• _Stored rows_:
━━━━━━

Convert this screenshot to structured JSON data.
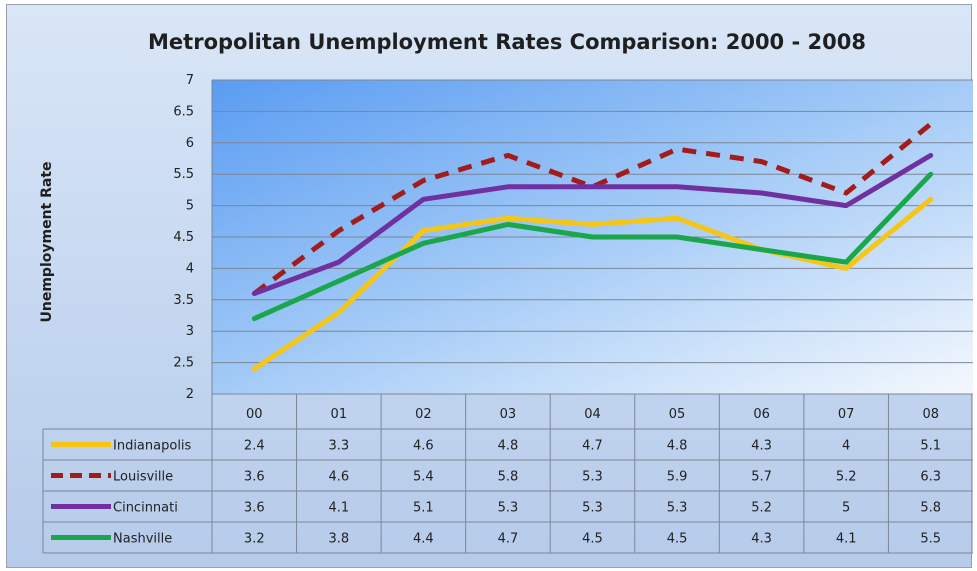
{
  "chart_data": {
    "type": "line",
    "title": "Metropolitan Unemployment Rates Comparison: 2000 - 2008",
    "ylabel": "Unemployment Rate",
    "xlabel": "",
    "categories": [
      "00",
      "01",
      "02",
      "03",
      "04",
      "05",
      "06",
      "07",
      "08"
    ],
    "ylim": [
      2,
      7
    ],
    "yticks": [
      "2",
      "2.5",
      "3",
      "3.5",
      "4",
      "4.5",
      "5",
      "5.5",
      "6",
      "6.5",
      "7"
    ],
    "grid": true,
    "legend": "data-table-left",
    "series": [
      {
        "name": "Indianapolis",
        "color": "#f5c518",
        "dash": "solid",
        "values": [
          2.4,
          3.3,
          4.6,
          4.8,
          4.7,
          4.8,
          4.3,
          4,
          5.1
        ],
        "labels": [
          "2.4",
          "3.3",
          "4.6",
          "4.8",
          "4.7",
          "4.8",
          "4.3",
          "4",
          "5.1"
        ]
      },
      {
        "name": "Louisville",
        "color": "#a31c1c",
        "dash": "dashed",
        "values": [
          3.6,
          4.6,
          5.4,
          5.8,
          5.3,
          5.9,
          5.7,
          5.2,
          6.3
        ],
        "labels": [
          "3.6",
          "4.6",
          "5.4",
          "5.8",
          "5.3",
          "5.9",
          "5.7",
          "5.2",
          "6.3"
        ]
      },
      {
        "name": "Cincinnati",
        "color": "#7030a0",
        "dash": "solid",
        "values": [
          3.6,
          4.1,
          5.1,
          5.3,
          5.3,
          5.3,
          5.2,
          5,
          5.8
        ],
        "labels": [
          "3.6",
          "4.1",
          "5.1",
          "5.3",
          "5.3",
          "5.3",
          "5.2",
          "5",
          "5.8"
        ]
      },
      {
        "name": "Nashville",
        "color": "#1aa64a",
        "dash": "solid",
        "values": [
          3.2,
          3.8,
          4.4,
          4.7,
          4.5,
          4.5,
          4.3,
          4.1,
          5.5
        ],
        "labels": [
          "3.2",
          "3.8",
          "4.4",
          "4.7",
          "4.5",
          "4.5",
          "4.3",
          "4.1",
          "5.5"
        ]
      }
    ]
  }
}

━━━━━━

• _Task goal_:
Write the full listing out again with every line unchanged, but include no pictures.

• _Finished task_:
Convert this screenshot to structured JSON data.
{
  "chart_data": {
    "type": "line",
    "title": "Metropolitan Unemployment Rates Comparison: 2000 - 2008",
    "ylabel": "Unemployment Rate",
    "xlabel": "",
    "categories": [
      "00",
      "01",
      "02",
      "03",
      "04",
      "05",
      "06",
      "07",
      "08"
    ],
    "ylim": [
      2,
      7
    ],
    "yticks": [
      "2",
      "2.5",
      "3",
      "3.5",
      "4",
      "4.5",
      "5",
      "5.5",
      "6",
      "6.5",
      "7"
    ],
    "grid": true,
    "legend": "data-table-left",
    "series": [
      {
        "name": "Indianapolis",
        "color": "#f5c518",
        "dash": "solid",
        "values": [
          2.4,
          3.3,
          4.6,
          4.8,
          4.7,
          4.8,
          4.3,
          4,
          5.1
        ],
        "labels": [
          "2.4",
          "3.3",
          "4.6",
          "4.8",
          "4.7",
          "4.8",
          "4.3",
          "4",
          "5.1"
        ]
      },
      {
        "name": "Louisville",
        "color": "#a31c1c",
        "dash": "dashed",
        "values": [
          3.6,
          4.6,
          5.4,
          5.8,
          5.3,
          5.9,
          5.7,
          5.2,
          6.3
        ],
        "labels": [
          "3.6",
          "4.6",
          "5.4",
          "5.8",
          "5.3",
          "5.9",
          "5.7",
          "5.2",
          "6.3"
        ]
      },
      {
        "name": "Cincinnati",
        "color": "#7030a0",
        "dash": "solid",
        "values": [
          3.6,
          4.1,
          5.1,
          5.3,
          5.3,
          5.3,
          5.2,
          5,
          5.8
        ],
        "labels": [
          "3.6",
          "4.1",
          "5.1",
          "5.3",
          "5.3",
          "5.3",
          "5.2",
          "5",
          "5.8"
        ]
      },
      {
        "name": "Nashville",
        "color": "#1aa64a",
        "dash": "solid",
        "values": [
          3.2,
          3.8,
          4.4,
          4.7,
          4.5,
          4.5,
          4.3,
          4.1,
          5.5
        ],
        "labels": [
          "3.2",
          "3.8",
          "4.4",
          "4.7",
          "4.5",
          "4.5",
          "4.3",
          "4.1",
          "5.5"
        ]
      }
    ]
  }
}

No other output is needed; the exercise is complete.